(Element and region listings)
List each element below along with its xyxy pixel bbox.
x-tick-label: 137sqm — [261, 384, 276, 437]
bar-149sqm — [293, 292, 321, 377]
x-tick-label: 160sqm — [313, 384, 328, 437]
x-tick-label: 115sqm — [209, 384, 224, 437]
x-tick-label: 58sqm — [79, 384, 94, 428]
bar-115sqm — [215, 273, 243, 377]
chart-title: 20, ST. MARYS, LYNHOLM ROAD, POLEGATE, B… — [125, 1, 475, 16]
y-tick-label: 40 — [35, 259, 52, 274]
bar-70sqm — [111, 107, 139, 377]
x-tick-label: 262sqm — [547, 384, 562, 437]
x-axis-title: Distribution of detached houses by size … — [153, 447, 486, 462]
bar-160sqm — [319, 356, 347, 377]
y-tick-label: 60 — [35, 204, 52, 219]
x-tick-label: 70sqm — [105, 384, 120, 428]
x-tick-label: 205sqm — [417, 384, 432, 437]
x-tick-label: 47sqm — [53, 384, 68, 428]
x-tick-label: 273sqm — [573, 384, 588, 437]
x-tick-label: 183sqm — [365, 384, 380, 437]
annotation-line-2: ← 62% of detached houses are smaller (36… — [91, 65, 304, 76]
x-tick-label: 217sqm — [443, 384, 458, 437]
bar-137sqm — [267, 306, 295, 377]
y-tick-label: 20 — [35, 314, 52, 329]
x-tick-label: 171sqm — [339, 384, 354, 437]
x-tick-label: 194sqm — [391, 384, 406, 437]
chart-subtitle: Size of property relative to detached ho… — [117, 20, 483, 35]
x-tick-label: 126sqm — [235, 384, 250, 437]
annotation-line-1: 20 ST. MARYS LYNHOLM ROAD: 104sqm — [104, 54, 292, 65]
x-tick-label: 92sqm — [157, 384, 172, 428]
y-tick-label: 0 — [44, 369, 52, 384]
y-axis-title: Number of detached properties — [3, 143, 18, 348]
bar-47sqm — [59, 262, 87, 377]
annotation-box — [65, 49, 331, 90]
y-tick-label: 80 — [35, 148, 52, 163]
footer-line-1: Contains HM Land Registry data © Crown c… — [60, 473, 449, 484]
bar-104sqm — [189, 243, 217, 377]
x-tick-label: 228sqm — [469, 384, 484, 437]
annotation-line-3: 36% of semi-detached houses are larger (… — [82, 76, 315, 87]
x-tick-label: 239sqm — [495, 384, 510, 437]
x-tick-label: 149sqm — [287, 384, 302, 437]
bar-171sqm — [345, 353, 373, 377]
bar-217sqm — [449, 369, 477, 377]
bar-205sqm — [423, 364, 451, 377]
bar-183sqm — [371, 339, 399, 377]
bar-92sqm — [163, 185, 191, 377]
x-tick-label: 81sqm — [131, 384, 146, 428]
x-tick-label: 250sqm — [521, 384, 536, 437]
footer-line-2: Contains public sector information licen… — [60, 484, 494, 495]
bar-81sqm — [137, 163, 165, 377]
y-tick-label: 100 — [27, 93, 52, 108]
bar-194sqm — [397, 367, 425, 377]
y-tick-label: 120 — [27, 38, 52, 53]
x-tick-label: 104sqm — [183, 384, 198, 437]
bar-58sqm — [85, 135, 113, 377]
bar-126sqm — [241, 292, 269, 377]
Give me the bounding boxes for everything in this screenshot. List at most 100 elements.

...

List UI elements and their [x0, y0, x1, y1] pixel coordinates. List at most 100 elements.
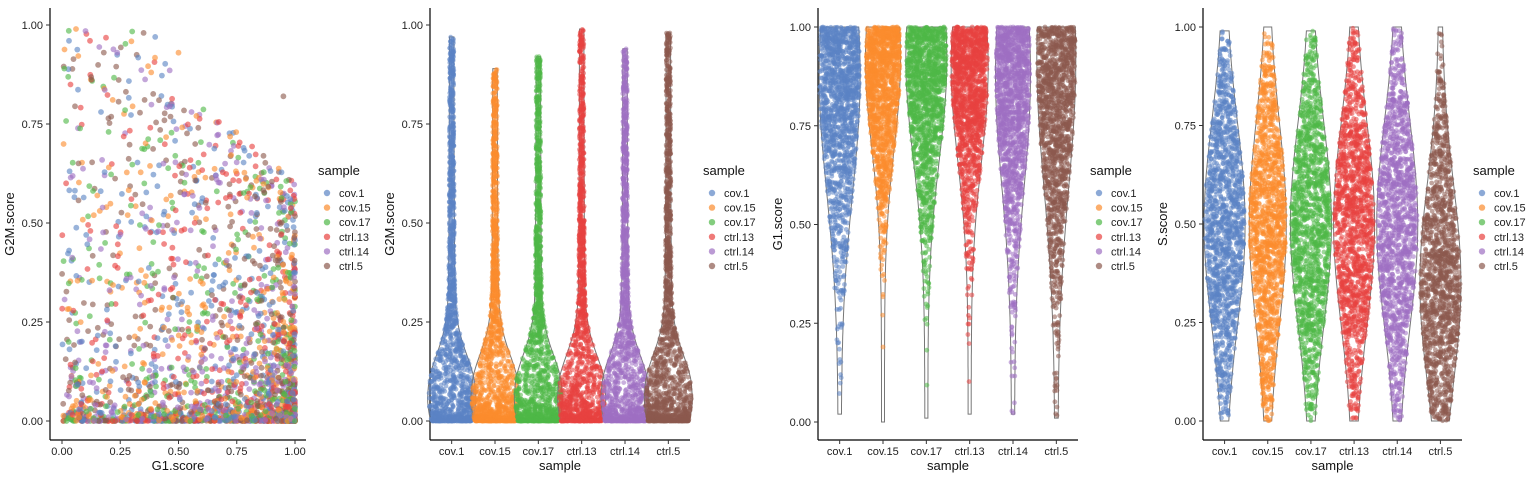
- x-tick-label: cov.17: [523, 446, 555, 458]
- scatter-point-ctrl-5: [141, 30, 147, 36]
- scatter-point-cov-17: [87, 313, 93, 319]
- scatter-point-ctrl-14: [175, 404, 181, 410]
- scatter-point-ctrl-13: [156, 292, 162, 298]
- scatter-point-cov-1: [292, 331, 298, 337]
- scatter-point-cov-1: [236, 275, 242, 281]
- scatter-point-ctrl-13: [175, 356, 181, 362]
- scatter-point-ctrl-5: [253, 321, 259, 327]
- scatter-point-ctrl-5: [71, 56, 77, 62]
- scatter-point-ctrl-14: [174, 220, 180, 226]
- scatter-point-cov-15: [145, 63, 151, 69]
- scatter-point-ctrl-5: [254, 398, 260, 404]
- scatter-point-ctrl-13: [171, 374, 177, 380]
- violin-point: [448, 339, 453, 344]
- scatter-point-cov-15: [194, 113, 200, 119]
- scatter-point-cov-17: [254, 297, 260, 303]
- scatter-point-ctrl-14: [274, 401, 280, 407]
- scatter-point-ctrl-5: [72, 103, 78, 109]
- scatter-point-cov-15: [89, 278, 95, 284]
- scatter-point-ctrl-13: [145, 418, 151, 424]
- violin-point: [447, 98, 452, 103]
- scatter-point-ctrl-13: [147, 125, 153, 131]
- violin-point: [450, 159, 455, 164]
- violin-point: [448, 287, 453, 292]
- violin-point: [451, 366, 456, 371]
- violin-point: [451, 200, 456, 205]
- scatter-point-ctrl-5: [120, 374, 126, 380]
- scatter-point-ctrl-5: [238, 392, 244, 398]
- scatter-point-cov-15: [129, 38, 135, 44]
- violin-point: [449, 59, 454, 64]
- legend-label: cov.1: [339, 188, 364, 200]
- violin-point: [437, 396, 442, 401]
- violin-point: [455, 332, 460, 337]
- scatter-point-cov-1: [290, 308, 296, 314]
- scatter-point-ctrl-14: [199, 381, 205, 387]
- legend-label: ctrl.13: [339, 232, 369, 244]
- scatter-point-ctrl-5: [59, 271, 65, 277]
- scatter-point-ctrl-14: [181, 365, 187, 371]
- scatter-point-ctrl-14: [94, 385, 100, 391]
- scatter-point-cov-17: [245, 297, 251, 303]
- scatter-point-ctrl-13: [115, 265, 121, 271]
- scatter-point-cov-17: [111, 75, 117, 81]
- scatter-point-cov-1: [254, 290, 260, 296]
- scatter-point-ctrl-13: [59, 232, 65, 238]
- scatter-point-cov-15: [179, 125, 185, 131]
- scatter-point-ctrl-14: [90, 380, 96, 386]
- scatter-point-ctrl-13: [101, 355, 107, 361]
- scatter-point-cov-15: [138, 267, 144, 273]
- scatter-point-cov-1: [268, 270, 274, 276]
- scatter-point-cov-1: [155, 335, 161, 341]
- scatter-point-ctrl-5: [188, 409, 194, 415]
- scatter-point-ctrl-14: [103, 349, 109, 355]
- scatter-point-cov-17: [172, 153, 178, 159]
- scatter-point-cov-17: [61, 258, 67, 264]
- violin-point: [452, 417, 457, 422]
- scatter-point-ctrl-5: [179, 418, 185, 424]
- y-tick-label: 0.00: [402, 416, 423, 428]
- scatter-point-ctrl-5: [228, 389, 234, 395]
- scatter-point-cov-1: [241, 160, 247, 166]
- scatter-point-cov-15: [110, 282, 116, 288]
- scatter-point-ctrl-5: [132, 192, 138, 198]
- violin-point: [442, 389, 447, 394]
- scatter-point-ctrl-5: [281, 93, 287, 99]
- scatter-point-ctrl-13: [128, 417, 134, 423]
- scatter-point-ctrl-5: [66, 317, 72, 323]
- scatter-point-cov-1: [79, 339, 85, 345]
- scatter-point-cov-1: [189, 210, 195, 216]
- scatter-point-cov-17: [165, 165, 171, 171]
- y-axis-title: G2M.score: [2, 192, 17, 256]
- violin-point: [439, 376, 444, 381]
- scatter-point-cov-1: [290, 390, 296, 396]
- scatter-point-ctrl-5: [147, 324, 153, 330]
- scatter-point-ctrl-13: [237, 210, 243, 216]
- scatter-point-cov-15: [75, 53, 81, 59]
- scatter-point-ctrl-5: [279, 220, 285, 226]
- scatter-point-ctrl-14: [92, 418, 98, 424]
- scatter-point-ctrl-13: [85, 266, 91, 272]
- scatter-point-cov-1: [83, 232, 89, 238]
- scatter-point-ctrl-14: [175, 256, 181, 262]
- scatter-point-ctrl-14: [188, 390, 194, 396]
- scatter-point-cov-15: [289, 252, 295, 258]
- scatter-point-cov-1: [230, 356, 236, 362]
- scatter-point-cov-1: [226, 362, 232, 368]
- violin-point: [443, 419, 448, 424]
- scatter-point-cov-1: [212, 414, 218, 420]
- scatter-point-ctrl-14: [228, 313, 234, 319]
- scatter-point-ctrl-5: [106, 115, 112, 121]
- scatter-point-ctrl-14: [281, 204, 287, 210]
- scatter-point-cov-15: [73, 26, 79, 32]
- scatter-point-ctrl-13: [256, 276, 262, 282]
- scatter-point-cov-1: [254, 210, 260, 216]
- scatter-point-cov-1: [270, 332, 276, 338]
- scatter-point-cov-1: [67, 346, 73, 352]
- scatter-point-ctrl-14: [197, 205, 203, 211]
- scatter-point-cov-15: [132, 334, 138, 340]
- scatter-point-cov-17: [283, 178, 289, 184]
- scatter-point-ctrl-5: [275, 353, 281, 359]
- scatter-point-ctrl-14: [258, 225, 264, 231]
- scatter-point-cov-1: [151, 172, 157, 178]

* * *

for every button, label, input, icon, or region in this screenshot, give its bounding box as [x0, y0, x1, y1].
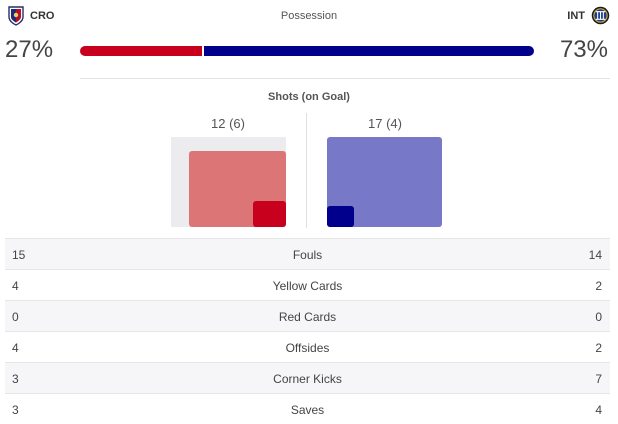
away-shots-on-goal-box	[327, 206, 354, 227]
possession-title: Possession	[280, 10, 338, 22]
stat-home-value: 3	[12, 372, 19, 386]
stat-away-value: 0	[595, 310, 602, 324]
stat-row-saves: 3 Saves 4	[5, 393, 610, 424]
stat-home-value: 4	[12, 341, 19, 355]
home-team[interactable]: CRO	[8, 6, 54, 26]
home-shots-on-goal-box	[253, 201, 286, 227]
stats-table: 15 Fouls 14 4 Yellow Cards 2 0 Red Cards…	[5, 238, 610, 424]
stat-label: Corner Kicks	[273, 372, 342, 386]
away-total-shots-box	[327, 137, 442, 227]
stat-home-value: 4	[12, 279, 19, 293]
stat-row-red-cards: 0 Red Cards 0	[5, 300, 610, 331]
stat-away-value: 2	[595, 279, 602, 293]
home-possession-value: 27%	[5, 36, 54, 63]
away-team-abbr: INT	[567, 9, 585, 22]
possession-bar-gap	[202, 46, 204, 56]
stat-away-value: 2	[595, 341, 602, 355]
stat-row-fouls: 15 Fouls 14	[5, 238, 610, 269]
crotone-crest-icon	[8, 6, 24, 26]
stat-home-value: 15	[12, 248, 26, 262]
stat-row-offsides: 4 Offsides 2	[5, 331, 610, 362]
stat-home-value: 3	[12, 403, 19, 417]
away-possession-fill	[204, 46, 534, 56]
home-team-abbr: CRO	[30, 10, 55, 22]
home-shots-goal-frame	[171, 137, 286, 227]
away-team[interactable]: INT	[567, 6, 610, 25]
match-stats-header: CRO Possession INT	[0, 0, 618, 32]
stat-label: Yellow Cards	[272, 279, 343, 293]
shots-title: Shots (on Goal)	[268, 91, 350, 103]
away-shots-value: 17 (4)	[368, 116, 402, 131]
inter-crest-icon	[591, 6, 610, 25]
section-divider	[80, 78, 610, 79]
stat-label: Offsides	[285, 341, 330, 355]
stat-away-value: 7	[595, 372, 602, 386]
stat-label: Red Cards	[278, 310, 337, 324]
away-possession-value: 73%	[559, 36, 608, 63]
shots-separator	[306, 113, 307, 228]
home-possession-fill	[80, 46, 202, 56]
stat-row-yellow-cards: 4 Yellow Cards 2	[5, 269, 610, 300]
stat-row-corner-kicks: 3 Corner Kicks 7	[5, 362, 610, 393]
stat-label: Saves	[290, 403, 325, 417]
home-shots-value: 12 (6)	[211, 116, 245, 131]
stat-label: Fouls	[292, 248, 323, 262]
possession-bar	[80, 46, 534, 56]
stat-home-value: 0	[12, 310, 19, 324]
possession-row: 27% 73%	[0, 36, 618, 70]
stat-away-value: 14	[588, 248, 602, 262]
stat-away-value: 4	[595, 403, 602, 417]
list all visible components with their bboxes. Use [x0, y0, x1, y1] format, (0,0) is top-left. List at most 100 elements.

= Set problem =
Report how many lines in the entries above contain the word "houses". Give only the number.

= Expected answer =
3